• [Provided records]
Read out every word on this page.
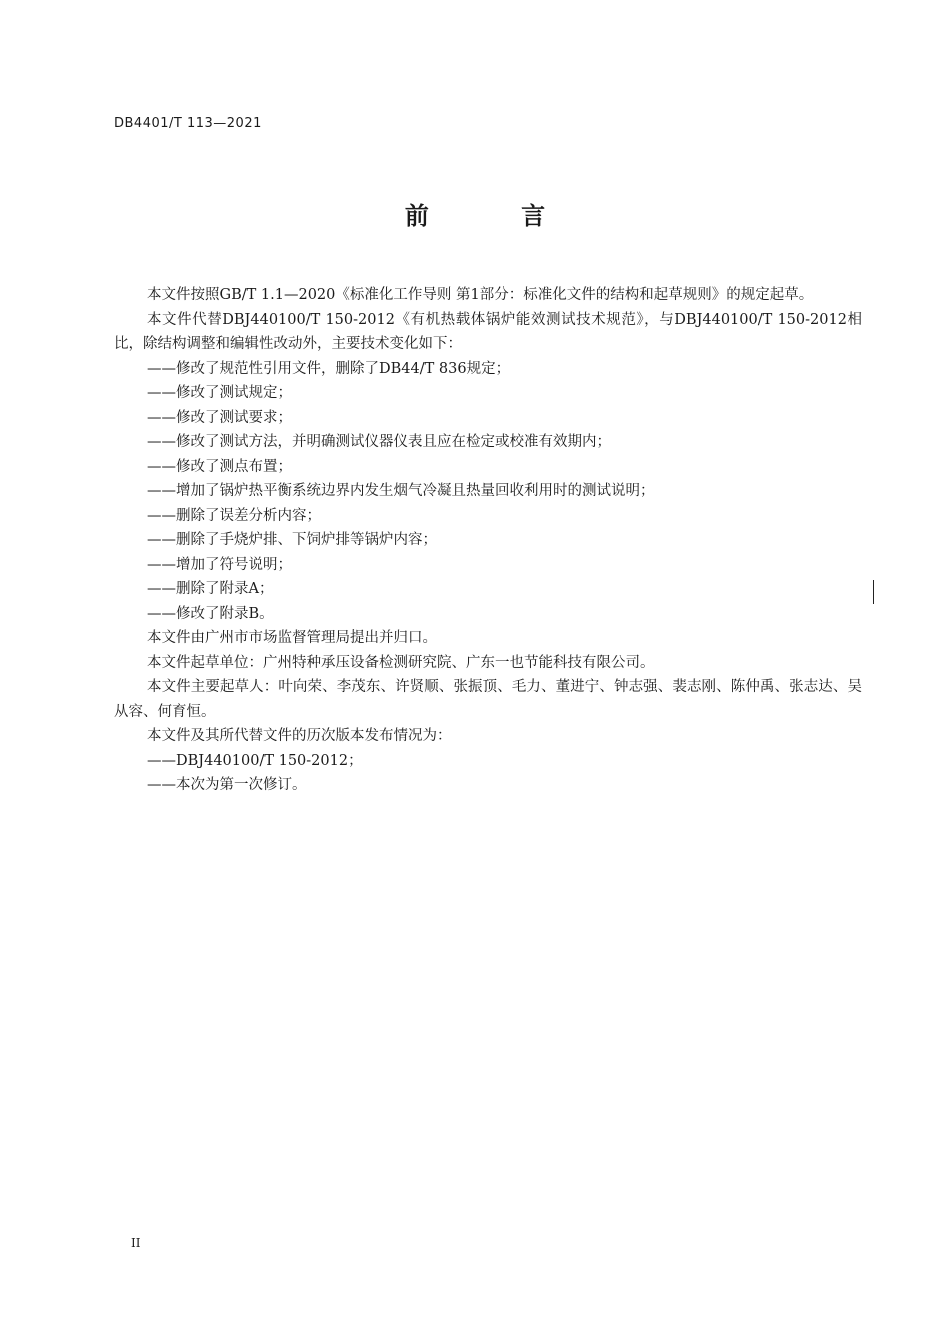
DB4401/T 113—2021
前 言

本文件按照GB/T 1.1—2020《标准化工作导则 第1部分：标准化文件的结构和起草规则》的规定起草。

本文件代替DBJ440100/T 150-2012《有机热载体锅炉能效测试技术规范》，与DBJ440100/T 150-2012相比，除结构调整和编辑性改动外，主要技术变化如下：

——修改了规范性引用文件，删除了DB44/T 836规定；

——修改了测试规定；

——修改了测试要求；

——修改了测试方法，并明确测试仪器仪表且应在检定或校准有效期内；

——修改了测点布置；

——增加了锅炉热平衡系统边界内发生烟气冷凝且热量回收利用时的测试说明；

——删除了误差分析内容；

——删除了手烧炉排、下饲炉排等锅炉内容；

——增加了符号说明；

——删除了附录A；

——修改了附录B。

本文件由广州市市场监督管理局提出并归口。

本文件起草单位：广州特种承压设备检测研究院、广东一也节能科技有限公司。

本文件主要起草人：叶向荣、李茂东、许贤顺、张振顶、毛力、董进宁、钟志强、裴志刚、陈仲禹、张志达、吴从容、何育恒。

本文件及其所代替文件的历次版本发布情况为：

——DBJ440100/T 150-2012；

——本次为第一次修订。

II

• [Given instruction] Restate the records above in full, word for word. Keep pictures out.

• [Exercise result]
Read out every word on this page.
DB4401/T 113—2021
前 言

本文件按照GB/T 1.1—2020《标准化工作导则 第1部分：标准化文件的结构和起草规则》的规定起草。

本文件代替DBJ440100/T 150-2012《有机热载体锅炉能效测试技术规范》，与DBJ440100/T 150-2012相比，除结构调整和编辑性改动外，主要技术变化如下：

——修改了规范性引用文件，删除了DB44/T 836规定；

——修改了测试规定；

——修改了测试要求；

——修改了测试方法，并明确测试仪器仪表且应在检定或校准有效期内；

——修改了测点布置；

——增加了锅炉热平衡系统边界内发生烟气冷凝且热量回收利用时的测试说明；

——删除了误差分析内容；

——删除了手烧炉排、下饲炉排等锅炉内容；

——增加了符号说明；

——删除了附录A；

——修改了附录B。

本文件由广州市市场监督管理局提出并归口。

本文件起草单位：广州特种承压设备检测研究院、广东一也节能科技有限公司。

本文件主要起草人：叶向荣、李茂东、许贤顺、张振顶、毛力、董进宁、钟志强、裴志刚、陈仲禹、张志达、吴从容、何育恒。

本文件及其所代替文件的历次版本发布情况为：

——DBJ440100/T 150-2012；

——本次为第一次修订。

II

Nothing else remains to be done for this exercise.